**Entries provided:**
◆ ◆ ◆ ◆ ◆ ◆ ◆
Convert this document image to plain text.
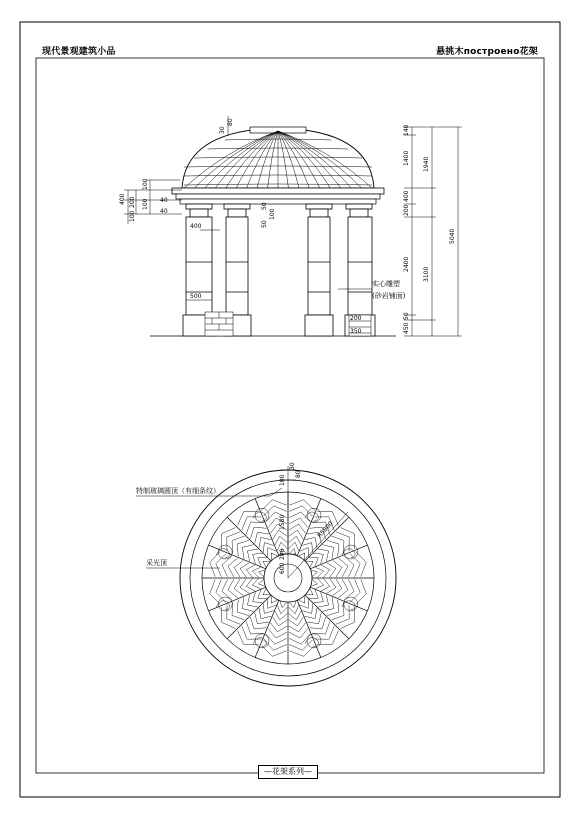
400 200
100
100
100
40
40
400
500
30
80
50
100
50
200
350
实心雕塑
(砂岩铺面)
140
1400
400
200
2400
50
450
1940
3100
5040
30
80
100
1580
200
600
R5800
特制玻璃圆顶（有细条纹）
采光顶
现代景观建筑小品	悬挑木построено花架
—花架系列—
◆ ◆ ◆ ◆ ◆ ◆ ◆
Leave out the pictures and output every record above precisely as given.

**Finished task:**
Convert this document image to plain text.
400 200
100
100
100
40
40
400
500
30
80
50
100
50
200
350
实心雕塑
(砂岩铺面)
140
1400
400
200
2400
50
450
1940
3100
5040
30
80
100
1580
200
600
R5800
特制玻璃圆顶（有细条纹）
采光顶
现代景观建筑小品	悬挑木построено花架
—花架系列—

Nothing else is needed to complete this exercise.